Take from the listing each line that has the string "Основное".

══ Listing

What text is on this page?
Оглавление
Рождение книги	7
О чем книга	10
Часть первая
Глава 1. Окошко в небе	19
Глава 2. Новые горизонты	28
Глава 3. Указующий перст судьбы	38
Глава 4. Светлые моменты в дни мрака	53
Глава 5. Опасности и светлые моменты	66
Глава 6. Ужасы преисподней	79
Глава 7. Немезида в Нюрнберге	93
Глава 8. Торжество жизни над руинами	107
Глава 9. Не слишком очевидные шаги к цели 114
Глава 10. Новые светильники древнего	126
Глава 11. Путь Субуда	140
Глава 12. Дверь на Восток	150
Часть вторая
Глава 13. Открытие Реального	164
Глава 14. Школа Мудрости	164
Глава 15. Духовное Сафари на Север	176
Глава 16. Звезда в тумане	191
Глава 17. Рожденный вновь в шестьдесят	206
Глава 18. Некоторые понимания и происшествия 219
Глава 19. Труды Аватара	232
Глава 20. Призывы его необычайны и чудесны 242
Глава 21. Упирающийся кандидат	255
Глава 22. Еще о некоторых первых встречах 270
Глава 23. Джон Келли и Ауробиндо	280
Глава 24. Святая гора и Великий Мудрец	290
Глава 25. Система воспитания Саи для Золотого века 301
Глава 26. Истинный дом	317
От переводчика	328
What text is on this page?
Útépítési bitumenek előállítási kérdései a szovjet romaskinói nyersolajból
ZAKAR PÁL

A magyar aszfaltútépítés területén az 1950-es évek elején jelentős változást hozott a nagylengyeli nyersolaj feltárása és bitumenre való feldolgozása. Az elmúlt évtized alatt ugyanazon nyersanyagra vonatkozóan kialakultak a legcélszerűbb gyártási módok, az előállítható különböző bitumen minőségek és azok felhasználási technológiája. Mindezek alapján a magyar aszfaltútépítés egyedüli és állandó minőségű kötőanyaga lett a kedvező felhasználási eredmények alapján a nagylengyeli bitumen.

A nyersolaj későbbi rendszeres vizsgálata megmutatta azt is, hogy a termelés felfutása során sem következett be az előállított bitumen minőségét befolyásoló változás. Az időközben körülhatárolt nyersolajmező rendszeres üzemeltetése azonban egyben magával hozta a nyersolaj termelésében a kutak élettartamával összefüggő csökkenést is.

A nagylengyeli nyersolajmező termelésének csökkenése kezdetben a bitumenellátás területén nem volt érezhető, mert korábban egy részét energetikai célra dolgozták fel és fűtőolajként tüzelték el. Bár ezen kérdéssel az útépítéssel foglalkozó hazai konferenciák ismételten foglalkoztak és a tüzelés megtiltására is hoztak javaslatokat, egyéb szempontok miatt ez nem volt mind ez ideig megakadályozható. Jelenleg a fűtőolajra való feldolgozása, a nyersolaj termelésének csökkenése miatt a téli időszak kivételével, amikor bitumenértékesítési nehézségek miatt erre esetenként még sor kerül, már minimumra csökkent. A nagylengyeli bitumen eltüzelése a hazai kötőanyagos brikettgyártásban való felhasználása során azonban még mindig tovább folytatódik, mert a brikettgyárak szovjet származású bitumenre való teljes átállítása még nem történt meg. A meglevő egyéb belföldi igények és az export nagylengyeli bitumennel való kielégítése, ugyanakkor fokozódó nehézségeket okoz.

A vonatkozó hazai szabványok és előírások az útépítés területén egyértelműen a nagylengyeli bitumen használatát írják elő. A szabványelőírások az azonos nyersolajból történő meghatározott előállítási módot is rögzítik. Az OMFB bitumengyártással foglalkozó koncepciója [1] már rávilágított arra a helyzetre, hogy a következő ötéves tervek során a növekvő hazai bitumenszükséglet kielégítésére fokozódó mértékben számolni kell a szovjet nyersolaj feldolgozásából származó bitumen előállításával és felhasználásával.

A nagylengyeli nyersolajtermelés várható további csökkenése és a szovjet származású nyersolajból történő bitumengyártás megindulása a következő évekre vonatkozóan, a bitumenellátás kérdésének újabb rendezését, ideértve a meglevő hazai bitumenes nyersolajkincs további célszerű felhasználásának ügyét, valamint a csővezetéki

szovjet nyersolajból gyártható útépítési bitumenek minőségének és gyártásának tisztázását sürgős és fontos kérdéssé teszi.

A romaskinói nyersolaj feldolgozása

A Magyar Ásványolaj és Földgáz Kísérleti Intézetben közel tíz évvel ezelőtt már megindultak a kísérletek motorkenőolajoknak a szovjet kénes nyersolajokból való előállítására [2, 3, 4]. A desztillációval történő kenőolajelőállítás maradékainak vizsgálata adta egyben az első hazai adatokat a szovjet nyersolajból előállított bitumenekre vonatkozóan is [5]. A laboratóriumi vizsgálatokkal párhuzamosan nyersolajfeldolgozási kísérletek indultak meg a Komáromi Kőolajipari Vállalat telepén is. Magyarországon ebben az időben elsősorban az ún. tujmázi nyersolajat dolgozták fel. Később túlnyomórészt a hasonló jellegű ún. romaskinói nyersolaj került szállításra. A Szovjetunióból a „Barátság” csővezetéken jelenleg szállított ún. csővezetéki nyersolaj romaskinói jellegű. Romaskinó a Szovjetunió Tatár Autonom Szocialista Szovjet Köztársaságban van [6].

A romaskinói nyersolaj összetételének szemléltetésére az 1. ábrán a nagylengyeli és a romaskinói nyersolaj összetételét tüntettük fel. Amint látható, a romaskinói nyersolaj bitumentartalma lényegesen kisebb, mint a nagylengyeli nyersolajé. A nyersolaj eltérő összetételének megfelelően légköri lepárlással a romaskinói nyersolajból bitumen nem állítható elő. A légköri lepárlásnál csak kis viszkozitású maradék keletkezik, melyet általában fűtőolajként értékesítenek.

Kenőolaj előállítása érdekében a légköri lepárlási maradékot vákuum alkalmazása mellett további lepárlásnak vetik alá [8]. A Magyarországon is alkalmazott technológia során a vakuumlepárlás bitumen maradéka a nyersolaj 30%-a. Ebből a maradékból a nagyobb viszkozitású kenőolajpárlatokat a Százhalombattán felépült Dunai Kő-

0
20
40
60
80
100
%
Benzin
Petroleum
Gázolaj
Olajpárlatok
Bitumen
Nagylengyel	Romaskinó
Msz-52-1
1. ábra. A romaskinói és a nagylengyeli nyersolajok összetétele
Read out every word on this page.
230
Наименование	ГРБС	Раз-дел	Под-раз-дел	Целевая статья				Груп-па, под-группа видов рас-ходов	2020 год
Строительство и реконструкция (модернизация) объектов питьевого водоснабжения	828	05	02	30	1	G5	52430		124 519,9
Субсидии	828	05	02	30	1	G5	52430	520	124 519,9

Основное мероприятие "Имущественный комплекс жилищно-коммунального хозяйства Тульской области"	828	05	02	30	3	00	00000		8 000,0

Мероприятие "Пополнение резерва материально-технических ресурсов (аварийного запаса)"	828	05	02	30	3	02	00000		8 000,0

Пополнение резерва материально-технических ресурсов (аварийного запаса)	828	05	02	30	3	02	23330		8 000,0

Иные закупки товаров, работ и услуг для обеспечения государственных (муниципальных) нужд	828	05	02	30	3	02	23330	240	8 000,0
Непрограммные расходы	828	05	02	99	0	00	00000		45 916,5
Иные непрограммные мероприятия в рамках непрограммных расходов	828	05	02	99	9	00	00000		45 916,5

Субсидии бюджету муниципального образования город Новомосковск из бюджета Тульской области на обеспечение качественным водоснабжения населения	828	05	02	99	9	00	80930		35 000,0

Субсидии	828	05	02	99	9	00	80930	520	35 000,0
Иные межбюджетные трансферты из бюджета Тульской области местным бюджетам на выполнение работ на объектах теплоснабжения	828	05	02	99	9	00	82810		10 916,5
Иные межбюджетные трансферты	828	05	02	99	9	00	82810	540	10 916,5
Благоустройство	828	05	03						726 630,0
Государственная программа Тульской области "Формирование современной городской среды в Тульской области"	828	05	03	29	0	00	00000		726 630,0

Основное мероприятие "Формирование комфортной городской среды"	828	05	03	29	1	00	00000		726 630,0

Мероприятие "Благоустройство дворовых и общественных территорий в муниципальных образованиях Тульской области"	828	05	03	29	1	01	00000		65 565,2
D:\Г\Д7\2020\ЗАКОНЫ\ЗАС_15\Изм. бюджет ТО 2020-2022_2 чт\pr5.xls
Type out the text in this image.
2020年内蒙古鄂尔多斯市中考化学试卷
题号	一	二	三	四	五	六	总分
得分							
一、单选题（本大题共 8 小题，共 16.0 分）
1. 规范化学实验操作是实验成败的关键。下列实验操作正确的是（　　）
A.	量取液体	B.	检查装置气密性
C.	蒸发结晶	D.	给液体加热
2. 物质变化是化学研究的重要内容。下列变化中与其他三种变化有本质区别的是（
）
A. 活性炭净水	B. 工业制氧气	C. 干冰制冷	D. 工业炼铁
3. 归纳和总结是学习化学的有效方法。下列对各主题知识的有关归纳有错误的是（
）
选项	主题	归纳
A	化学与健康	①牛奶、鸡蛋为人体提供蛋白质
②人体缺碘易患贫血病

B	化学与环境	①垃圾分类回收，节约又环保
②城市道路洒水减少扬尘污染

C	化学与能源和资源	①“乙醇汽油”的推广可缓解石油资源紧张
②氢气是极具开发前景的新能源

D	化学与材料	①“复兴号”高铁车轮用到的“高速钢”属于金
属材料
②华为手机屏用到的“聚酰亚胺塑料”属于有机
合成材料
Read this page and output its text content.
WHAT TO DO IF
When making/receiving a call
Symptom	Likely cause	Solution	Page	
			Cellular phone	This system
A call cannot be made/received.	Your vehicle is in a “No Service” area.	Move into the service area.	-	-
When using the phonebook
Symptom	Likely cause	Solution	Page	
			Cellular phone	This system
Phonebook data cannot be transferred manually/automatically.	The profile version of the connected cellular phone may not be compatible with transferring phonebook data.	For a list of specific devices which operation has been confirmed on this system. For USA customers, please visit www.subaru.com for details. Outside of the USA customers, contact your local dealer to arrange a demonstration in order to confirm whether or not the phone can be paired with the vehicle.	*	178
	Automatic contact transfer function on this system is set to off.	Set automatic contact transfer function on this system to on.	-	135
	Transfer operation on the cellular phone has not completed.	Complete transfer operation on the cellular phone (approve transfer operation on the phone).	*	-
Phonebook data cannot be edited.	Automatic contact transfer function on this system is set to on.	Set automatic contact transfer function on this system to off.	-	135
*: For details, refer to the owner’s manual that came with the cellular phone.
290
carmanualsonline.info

════

● Reply to the task:
Основное мероприятие "Имущественный комплекс жилищно-коммунального хозяйства Тульской области"	828	05	02	30	3	00	00000		8 000,0
Основное мероприятие "Формирование комфортной городской среды"	828	05	03	29	1	00	00000		726 630,0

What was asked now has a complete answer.